Extracted records
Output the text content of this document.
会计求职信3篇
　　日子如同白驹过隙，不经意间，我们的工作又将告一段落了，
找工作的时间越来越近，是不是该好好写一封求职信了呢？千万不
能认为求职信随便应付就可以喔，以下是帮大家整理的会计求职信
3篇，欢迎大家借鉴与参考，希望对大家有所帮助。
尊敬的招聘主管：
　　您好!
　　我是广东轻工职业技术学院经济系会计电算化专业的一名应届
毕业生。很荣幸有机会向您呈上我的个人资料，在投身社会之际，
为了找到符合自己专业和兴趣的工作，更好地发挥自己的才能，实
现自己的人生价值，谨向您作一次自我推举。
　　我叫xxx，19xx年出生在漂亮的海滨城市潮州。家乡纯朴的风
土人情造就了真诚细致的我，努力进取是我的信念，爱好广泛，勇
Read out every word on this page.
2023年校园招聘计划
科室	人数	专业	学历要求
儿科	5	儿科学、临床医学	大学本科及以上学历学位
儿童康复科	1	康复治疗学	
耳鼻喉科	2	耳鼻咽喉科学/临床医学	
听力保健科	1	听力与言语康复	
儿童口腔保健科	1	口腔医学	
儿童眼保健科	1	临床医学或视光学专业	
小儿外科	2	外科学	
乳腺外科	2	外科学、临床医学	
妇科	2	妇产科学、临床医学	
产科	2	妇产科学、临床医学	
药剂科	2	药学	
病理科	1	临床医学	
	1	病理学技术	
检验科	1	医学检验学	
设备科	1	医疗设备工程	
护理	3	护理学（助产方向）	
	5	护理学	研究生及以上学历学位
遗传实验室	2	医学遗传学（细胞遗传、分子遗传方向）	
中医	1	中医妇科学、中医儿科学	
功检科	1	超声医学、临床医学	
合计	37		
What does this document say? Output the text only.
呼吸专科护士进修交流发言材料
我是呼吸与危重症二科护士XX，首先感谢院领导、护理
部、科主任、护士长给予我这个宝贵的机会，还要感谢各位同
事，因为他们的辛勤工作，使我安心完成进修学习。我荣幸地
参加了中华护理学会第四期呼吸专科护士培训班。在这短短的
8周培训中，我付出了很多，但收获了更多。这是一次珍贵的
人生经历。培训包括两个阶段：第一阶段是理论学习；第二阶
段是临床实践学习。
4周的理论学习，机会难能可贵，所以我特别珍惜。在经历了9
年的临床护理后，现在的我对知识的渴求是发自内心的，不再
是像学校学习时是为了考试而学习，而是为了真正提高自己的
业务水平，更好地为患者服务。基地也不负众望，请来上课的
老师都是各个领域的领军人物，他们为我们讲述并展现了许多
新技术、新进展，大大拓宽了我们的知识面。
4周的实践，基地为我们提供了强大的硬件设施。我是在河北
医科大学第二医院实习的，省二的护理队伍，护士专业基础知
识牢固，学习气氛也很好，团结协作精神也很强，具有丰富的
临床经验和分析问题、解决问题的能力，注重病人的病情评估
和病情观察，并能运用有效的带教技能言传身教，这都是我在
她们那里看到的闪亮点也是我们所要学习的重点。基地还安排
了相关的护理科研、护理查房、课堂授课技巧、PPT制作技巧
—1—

» **Exercise objective**: Word for word, write out the data.

» **Written solution**:
Output the text content of this document.
会计求职信3篇
　　日子如同白驹过隙，不经意间，我们的工作又将告一段落了，
找工作的时间越来越近，是不是该好好写一封求职信了呢？千万不
能认为求职信随便应付就可以喔，以下是帮大家整理的会计求职信
3篇，欢迎大家借鉴与参考，希望对大家有所帮助。
尊敬的招聘主管：
　　您好!
　　我是广东轻工职业技术学院经济系会计电算化专业的一名应届
毕业生。很荣幸有机会向您呈上我的个人资料，在投身社会之际，
为了找到符合自己专业和兴趣的工作，更好地发挥自己的才能，实
现自己的人生价值，谨向您作一次自我推举。
　　我叫xxx，19xx年出生在漂亮的海滨城市潮州。家乡纯朴的风
土人情造就了真诚细致的我，努力进取是我的信念，爱好广泛，勇
Read out every word on this page.
2023年校园招聘计划
科室	人数	专业	学历要求
儿科	5	儿科学、临床医学	大学本科及以上学历学位
儿童康复科	1	康复治疗学	
耳鼻喉科	2	耳鼻咽喉科学/临床医学	
听力保健科	1	听力与言语康复	
儿童口腔保健科	1	口腔医学	
儿童眼保健科	1	临床医学或视光学专业	
小儿外科	2	外科学	
乳腺外科	2	外科学、临床医学	
妇科	2	妇产科学、临床医学	
产科	2	妇产科学、临床医学	
药剂科	2	药学	
病理科	1	临床医学	
	1	病理学技术	
检验科	1	医学检验学	
设备科	1	医疗设备工程	
护理	3	护理学（助产方向）	
	5	护理学	研究生及以上学历学位
遗传实验室	2	医学遗传学（细胞遗传、分子遗传方向）	
中医	1	中医妇科学、中医儿科学	
功检科	1	超声医学、临床医学	
合计	37		
What does this document say? Output the text only.
呼吸专科护士进修交流发言材料
我是呼吸与危重症二科护士XX，首先感谢院领导、护理
部、科主任、护士长给予我这个宝贵的机会，还要感谢各位同
事，因为他们的辛勤工作，使我安心完成进修学习。我荣幸地
参加了中华护理学会第四期呼吸专科护士培训班。在这短短的
8周培训中，我付出了很多，但收获了更多。这是一次珍贵的
人生经历。培训包括两个阶段：第一阶段是理论学习；第二阶
段是临床实践学习。
4周的理论学习，机会难能可贵，所以我特别珍惜。在经历了9
年的临床护理后，现在的我对知识的渴求是发自内心的，不再
是像学校学习时是为了考试而学习，而是为了真正提高自己的
业务水平，更好地为患者服务。基地也不负众望，请来上课的
老师都是各个领域的领军人物，他们为我们讲述并展现了许多
新技术、新进展，大大拓宽了我们的知识面。
4周的实践，基地为我们提供了强大的硬件设施。我是在河北
医科大学第二医院实习的，省二的护理队伍，护士专业基础知
识牢固，学习气氛也很好，团结协作精神也很强，具有丰富的
临床经验和分析问题、解决问题的能力，注重病人的病情评估
和病情观察，并能运用有效的带教技能言传身教，这都是我在
她们那里看到的闪亮点也是我们所要学习的重点。基地还安排
了相关的护理科研、护理查房、课堂授课技巧、PPT制作技巧
—1—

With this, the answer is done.